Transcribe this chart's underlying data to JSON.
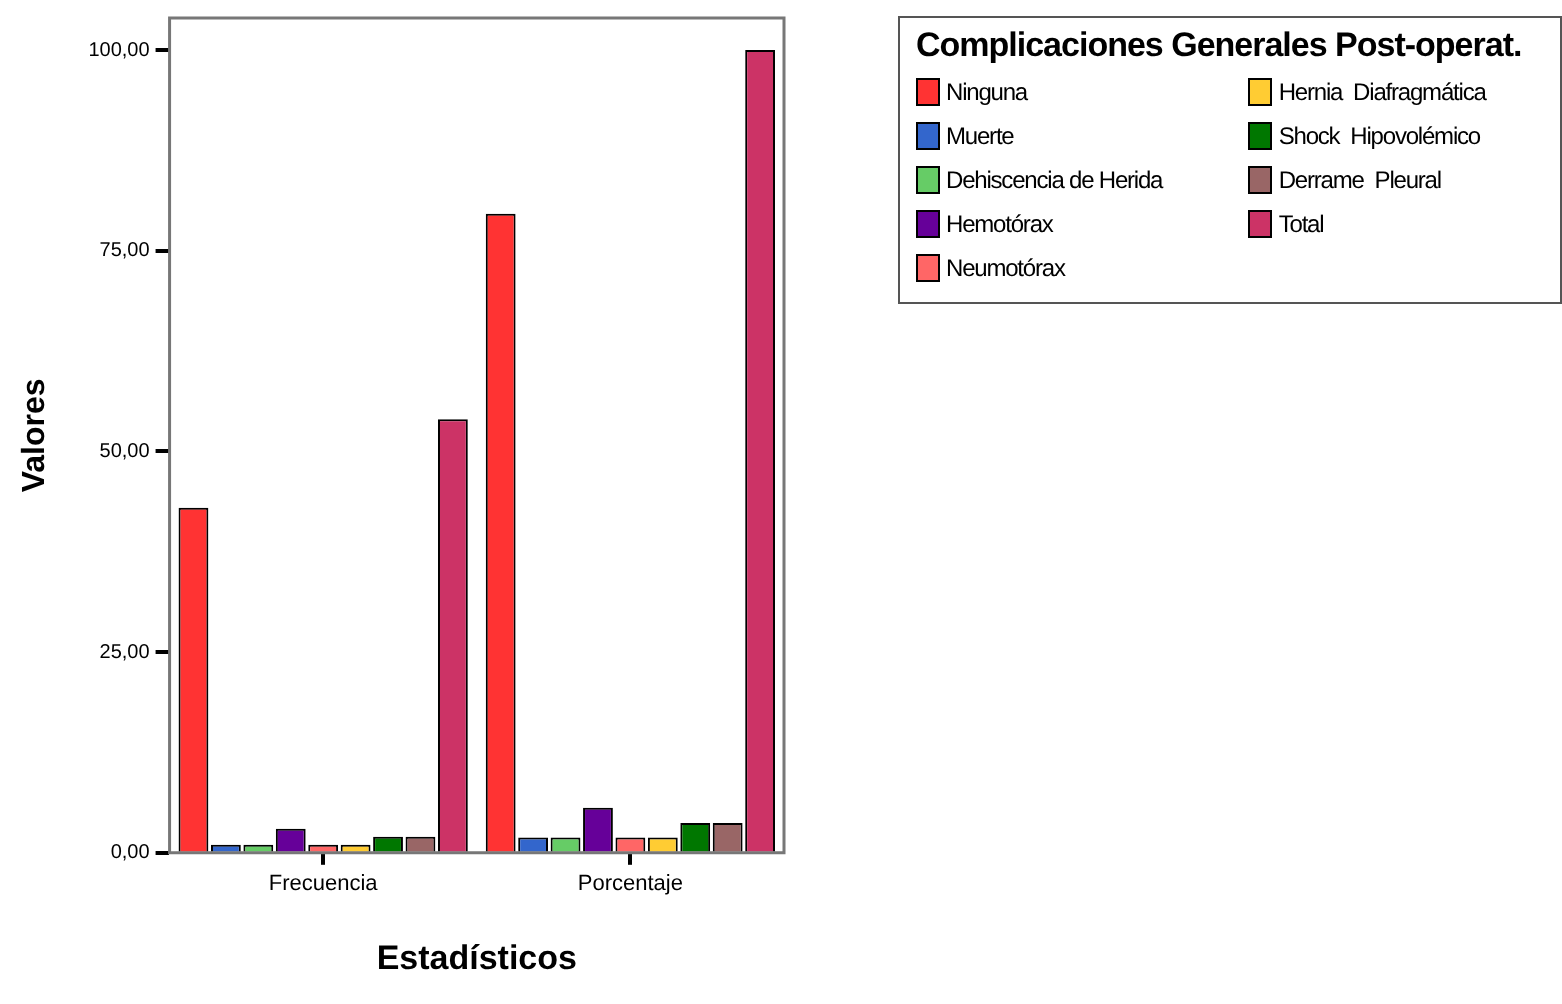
{
  "chart_data": {
    "type": "bar",
    "legend_title": "Complicaciones Generales Post-operat.",
    "xlabel": "Estadísticos",
    "ylabel": "Valores",
    "categories": [
      "Frecuencia",
      "Porcentaje"
    ],
    "series": [
      {
        "name": "Ninguna",
        "color": "#ff3333",
        "values": [
          43,
          79.6
        ]
      },
      {
        "name": "Muerte",
        "color": "#3366cc",
        "values": [
          1,
          1.9
        ]
      },
      {
        "name": "Dehiscencia de Herida",
        "color": "#66cc66",
        "values": [
          1,
          1.9
        ]
      },
      {
        "name": "Hemotórax",
        "color": "#660099",
        "values": [
          3,
          5.6
        ]
      },
      {
        "name": "Neumotórax",
        "color": "#ff6666",
        "values": [
          1,
          1.9
        ]
      },
      {
        "name": "Hernia  Diafragmática",
        "color": "#ffcc33",
        "values": [
          1,
          1.9
        ]
      },
      {
        "name": "Shock  Hipovolémico",
        "color": "#007700",
        "values": [
          2,
          3.7
        ]
      },
      {
        "name": "Derrame  Pleural",
        "color": "#996666",
        "values": [
          2,
          3.7
        ]
      },
      {
        "name": "Total",
        "color": "#cc3366",
        "values": [
          54,
          100
        ]
      }
    ],
    "ylim": [
      0,
      104
    ],
    "yticks": [
      {
        "value": 0,
        "label": "0,00"
      },
      {
        "value": 25,
        "label": "25,00"
      },
      {
        "value": 50,
        "label": "50,00"
      },
      {
        "value": 75,
        "label": "75,00"
      },
      {
        "value": 100,
        "label": "100,00"
      }
    ],
    "grid": false,
    "legend": "top right"
  }
}
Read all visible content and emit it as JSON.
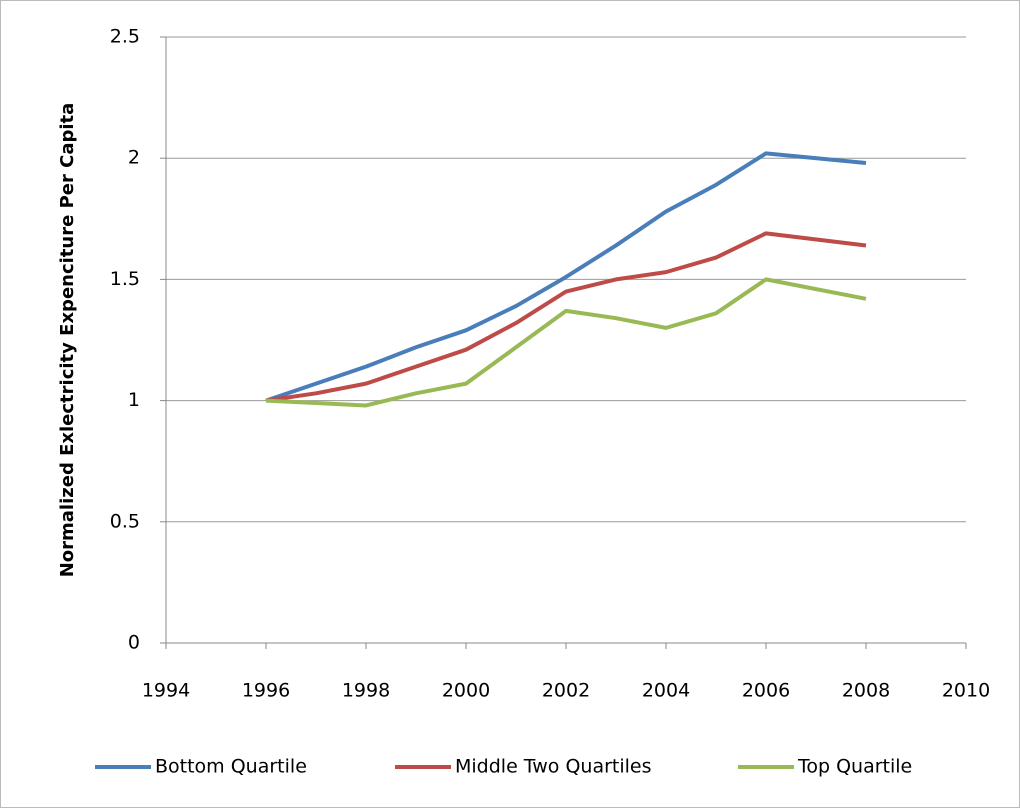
{
  "chart_data": {
    "type": "line",
    "y_label": "Normalized Exlectricity Expenciture Per Capita",
    "x": [
      1996,
      1997,
      1998,
      1999,
      2000,
      2001,
      2002,
      2003,
      2004,
      2005,
      2006,
      2008
    ],
    "series": [
      {
        "name": "Bottom Quartile",
        "color": "#4a7ebb",
        "values": [
          1.0,
          1.07,
          1.14,
          1.22,
          1.29,
          1.39,
          1.51,
          1.64,
          1.78,
          1.89,
          2.02,
          1.98
        ]
      },
      {
        "name": "Middle Two Quartiles",
        "color": "#be4b48",
        "values": [
          1.0,
          1.03,
          1.07,
          1.14,
          1.21,
          1.32,
          1.45,
          1.5,
          1.53,
          1.59,
          1.69,
          1.64
        ]
      },
      {
        "name": "Top Quartile",
        "color": "#98b954",
        "values": [
          1.0,
          0.99,
          0.98,
          1.03,
          1.07,
          1.22,
          1.37,
          1.34,
          1.3,
          1.36,
          1.5,
          1.42
        ]
      }
    ],
    "xlim": [
      1994,
      2010
    ],
    "xticks": [
      1994,
      1996,
      1998,
      2000,
      2002,
      2004,
      2006,
      2008,
      2010
    ],
    "ylim": [
      0,
      2.5
    ],
    "yticks": [
      0,
      0.5,
      1,
      1.5,
      2,
      2.5
    ],
    "grid": true,
    "legend": "bottom"
  }
}
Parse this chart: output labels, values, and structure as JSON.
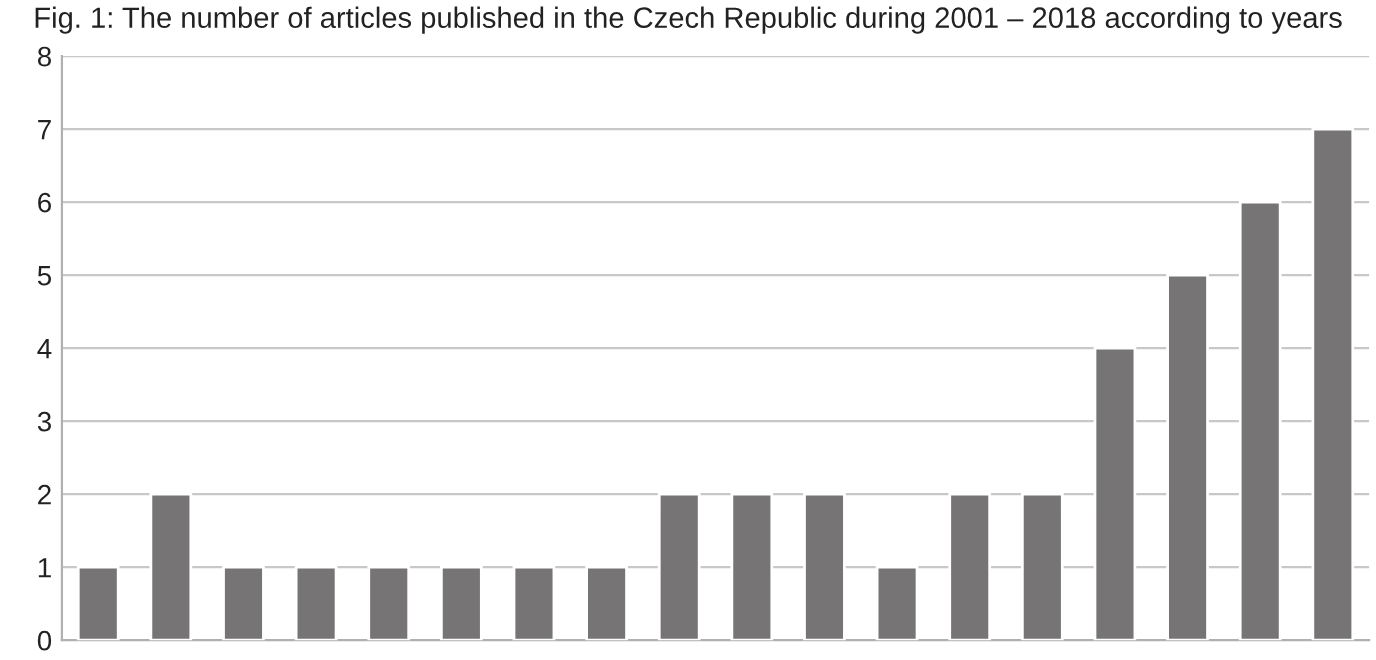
{
  "chart_data": {
    "type": "bar",
    "title": "Fig. 1: The number of articles published in the Czech Republic during 2001 – 2018 according to years",
    "categories": [
      null,
      null,
      null,
      null,
      null,
      null,
      null,
      null,
      null,
      null,
      null,
      null,
      null,
      null,
      null,
      null,
      null,
      null
    ],
    "values": [
      1,
      2,
      1,
      1,
      1,
      1,
      1,
      1,
      2,
      2,
      2,
      1,
      2,
      2,
      4,
      5,
      6,
      7
    ],
    "color": "#767474",
    "ylim": [
      0,
      8
    ],
    "yticks": [
      0,
      1,
      2,
      3,
      4,
      5,
      6,
      7,
      8
    ],
    "grid": "y"
  }
}
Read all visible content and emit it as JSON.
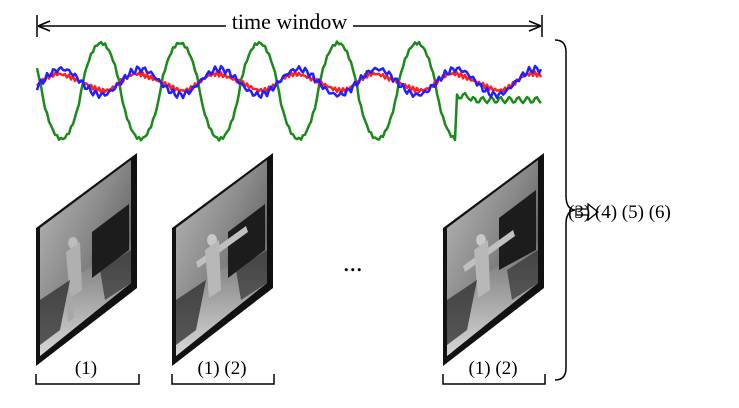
{
  "title": "time window",
  "frames": [
    {
      "label": "(1)"
    },
    {
      "label": "(1) (2)"
    },
    {
      "label": "(1) (2)"
    }
  ],
  "ellipsis": "...",
  "output_label": "(3) (4) (5) (6)",
  "colors": {
    "signal_blue": "#1f1fff",
    "signal_red": "#ff2020",
    "signal_green": "#1a8a1a",
    "line": "#000000"
  }
}
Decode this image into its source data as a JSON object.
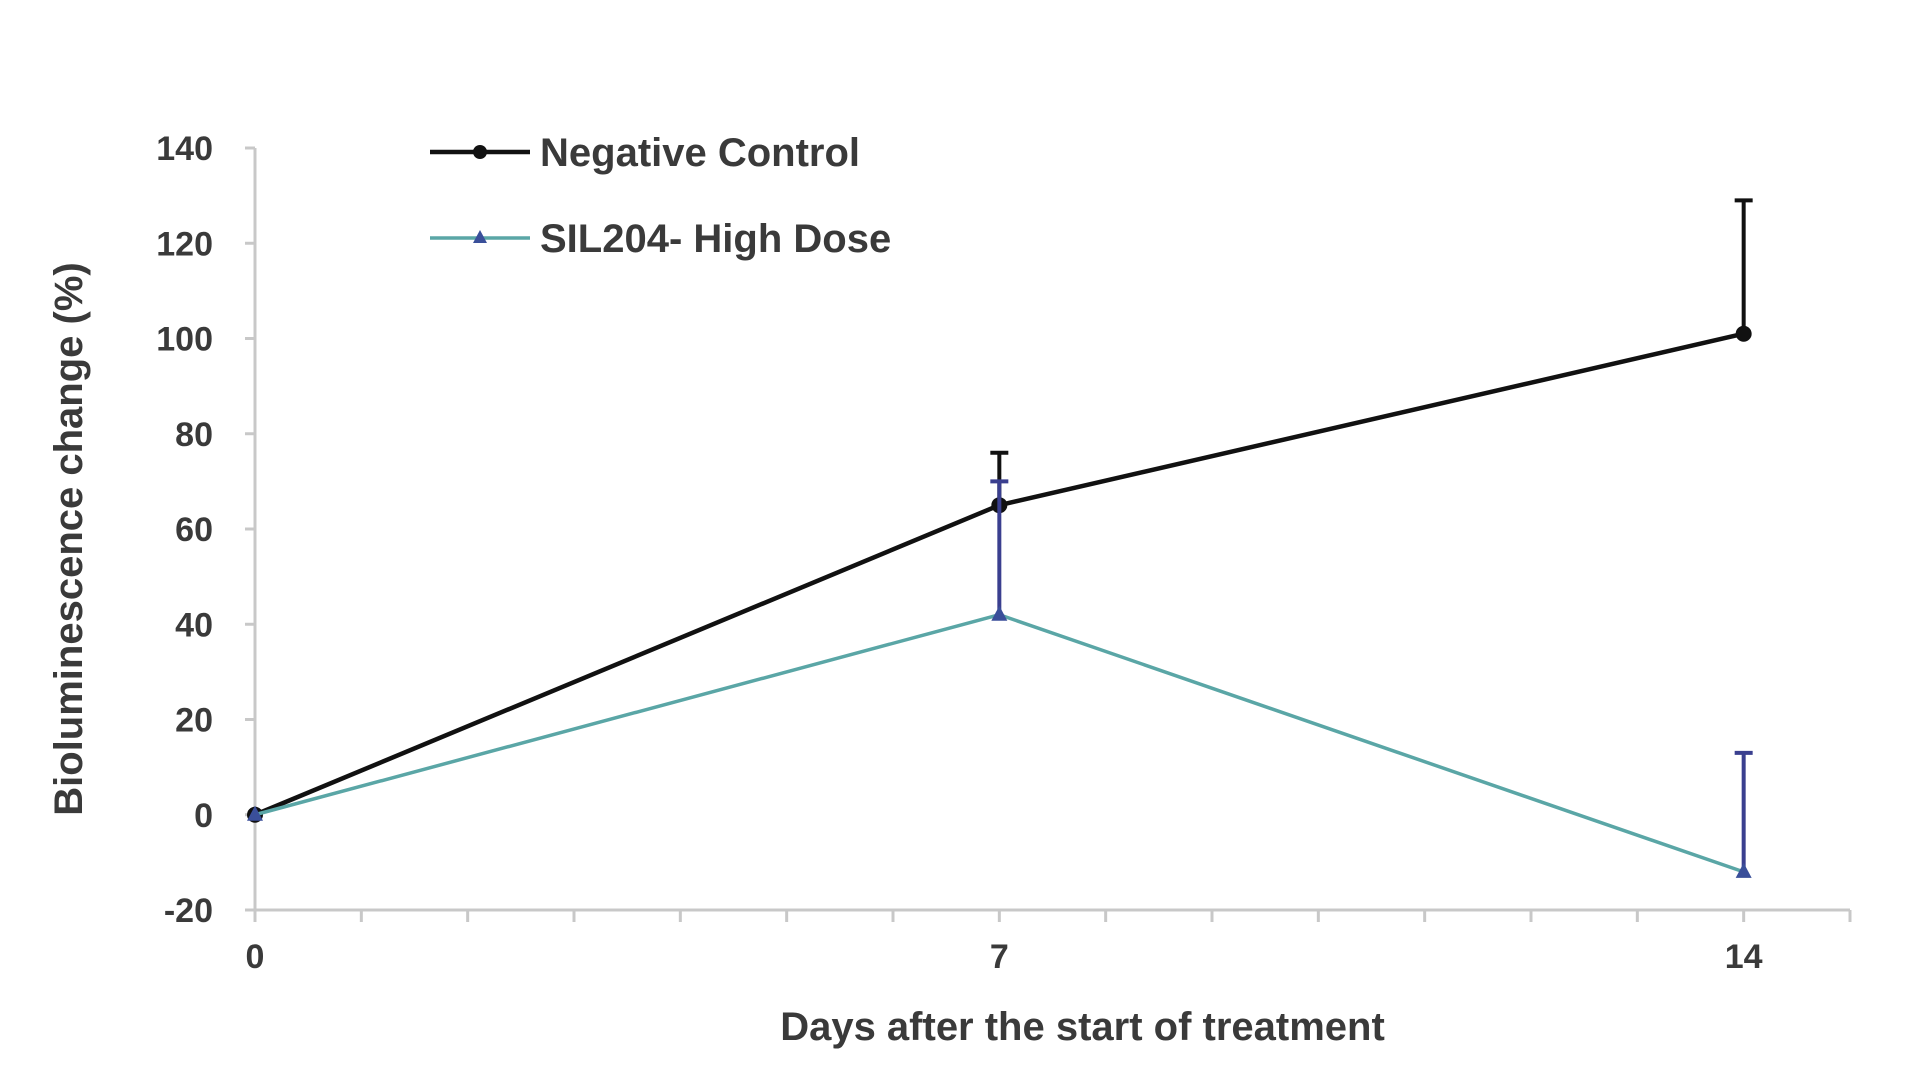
{
  "chart_data": {
    "type": "line",
    "title": "",
    "xlabel": "Days after the start of treatment",
    "ylabel": "Bioluminescence change (%)",
    "x": [
      0,
      7,
      14
    ],
    "xticks": [
      "0",
      "7",
      "14"
    ],
    "xlim": [
      0,
      15
    ],
    "ylim": [
      -20,
      140
    ],
    "yticks": [
      "-20",
      "0",
      "20",
      "40",
      "60",
      "80",
      "100",
      "120",
      "140"
    ],
    "legend_position": "top-left",
    "series": [
      {
        "name": "Negative Control",
        "values": [
          0,
          65,
          101
        ],
        "error_upper": [
          0,
          11,
          28
        ],
        "color": "#111111",
        "marker": "circle"
      },
      {
        "name": "SIL204- High Dose",
        "values": [
          0,
          42,
          -12
        ],
        "error_upper": [
          0,
          28,
          25
        ],
        "color": "#5aa6a6",
        "error_color": "#3a3f8f",
        "marker": "triangle"
      }
    ]
  }
}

========================================

Problem requirements:
Return the material word for word. Pictures are not part of the copy.

Expected answer:
Transcribe this chart's underlying data to JSON.
{
  "chart_data": {
    "type": "bar",
    "legend_title": "Complicaciones Generales Post-operat.",
    "xlabel": "Estadísticos",
    "ylabel": "Valores",
    "categories": [
      "Frecuencia",
      "Porcentaje"
    ],
    "series": [
      {
        "name": "Ninguna",
        "color": "#ff3333",
        "values": [
          43,
          79.6
        ]
      },
      {
        "name": "Muerte",
        "color": "#3366cc",
        "values": [
          1,
          1.9
        ]
      },
      {
        "name": "Dehiscencia de Herida",
        "color": "#66cc66",
        "values": [
          1,
          1.9
        ]
      },
      {
        "name": "Hemotórax",
        "color": "#660099",
        "values": [
          3,
          5.6
        ]
      },
      {
        "name": "Neumotórax",
        "color": "#ff6666",
        "values": [
          1,
          1.9
        ]
      },
      {
        "name": "Hernia  Diafragmática",
        "color": "#ffcc33",
        "values": [
          1,
          1.9
        ]
      },
      {
        "name": "Shock  Hipovolémico",
        "color": "#007700",
        "values": [
          2,
          3.7
        ]
      },
      {
        "name": "Derrame  Pleural",
        "color": "#996666",
        "values": [
          2,
          3.7
        ]
      },
      {
        "name": "Total",
        "color": "#cc3366",
        "values": [
          54,
          100
        ]
      }
    ],
    "ylim": [
      0,
      104
    ],
    "yticks": [
      {
        "value": 0,
        "label": "0,00"
      },
      {
        "value": 25,
        "label": "25,00"
      },
      {
        "value": 50,
        "label": "50,00"
      },
      {
        "value": 75,
        "label": "75,00"
      },
      {
        "value": 100,
        "label": "100,00"
      }
    ],
    "grid": false,
    "legend": "top right"
  }
}
Read all visible content and emit it as JSON.
{
  "chart_data": {
    "type": "line",
    "y_label": "Normalized Exlectricity Expenciture Per Capita",
    "x": [
      1996,
      1997,
      1998,
      1999,
      2000,
      2001,
      2002,
      2003,
      2004,
      2005,
      2006,
      2008
    ],
    "series": [
      {
        "name": "Bottom Quartile",
        "color": "#4a7ebb",
        "values": [
          1.0,
          1.07,
          1.14,
          1.22,
          1.29,
          1.39,
          1.51,
          1.64,
          1.78,
          1.89,
          2.02,
          1.98
        ]
      },
      {
        "name": "Middle Two Quartiles",
        "color": "#be4b48",
        "values": [
          1.0,
          1.03,
          1.07,
          1.14,
          1.21,
          1.32,
          1.45,
          1.5,
          1.53,
          1.59,
          1.69,
          1.64
        ]
      },
      {
        "name": "Top Quartile",
        "color": "#98b954",
        "values": [
          1.0,
          0.99,
          0.98,
          1.03,
          1.07,
          1.22,
          1.37,
          1.34,
          1.3,
          1.36,
          1.5,
          1.42
        ]
      }
    ],
    "xlim": [
      1994,
      2010
    ],
    "xticks": [
      1994,
      1996,
      1998,
      2000,
      2002,
      2004,
      2006,
      2008,
      2010
    ],
    "ylim": [
      0,
      2.5
    ],
    "yticks": [
      0,
      0.5,
      1,
      1.5,
      2,
      2.5
    ],
    "grid": true,
    "legend": "bottom"
  }
}
Parse this chart: output labels, values, and structure as JSON.
{
  "chart_data": {
    "type": "bar",
    "title": "Fig. 1: The number of articles published in the Czech Republic during 2001 – 2018 according to years",
    "categories": [
      null,
      null,
      null,
      null,
      null,
      null,
      null,
      null,
      null,
      null,
      null,
      null,
      null,
      null,
      null,
      null,
      null,
      null
    ],
    "values": [
      1,
      2,
      1,
      1,
      1,
      1,
      1,
      1,
      2,
      2,
      2,
      1,
      2,
      2,
      4,
      5,
      6,
      7
    ],
    "color": "#767474",
    "ylim": [
      0,
      8
    ],
    "yticks": [
      0,
      1,
      2,
      3,
      4,
      5,
      6,
      7,
      8
    ],
    "grid": "y"
  }
}
Read all visible content and emit it as JSON.
{
  "title": "time window",
  "frames": [
    {
      "label": "(1)"
    },
    {
      "label": "(1) (2)"
    },
    {
      "label": "(1) (2)"
    }
  ],
  "ellipsis": "...",
  "output_label": "(3) (4) (5) (6)",
  "colors": {
    "signal_blue": "#1f1fff",
    "signal_red": "#ff2020",
    "signal_green": "#1a8a1a",
    "line": "#000000"
  }
}
Decode this image into its source data as a JSON object.
{
  "chart_data": {
    "type": "line",
    "title": "",
    "xlabel": "Days after the start of treatment",
    "ylabel": "Bioluminescence change (%)",
    "x": [
      0,
      7,
      14
    ],
    "xticks": [
      "0",
      "7",
      "14"
    ],
    "xlim": [
      0,
      15
    ],
    "ylim": [
      -20,
      140
    ],
    "yticks": [
      "-20",
      "0",
      "20",
      "40",
      "60",
      "80",
      "100",
      "120",
      "140"
    ],
    "legend_position": "top-left",
    "series": [
      {
        "name": "Negative Control",
        "values": [
          0,
          65,
          101
        ],
        "error_upper": [
          0,
          11,
          28
        ],
        "color": "#111111",
        "marker": "circle"
      },
      {
        "name": "SIL204- High Dose",
        "values": [
          0,
          42,
          -12
        ],
        "error_upper": [
          0,
          28,
          25
        ],
        "color": "#5aa6a6",
        "error_color": "#3a3f8f",
        "marker": "triangle"
      }
    ]
  }
}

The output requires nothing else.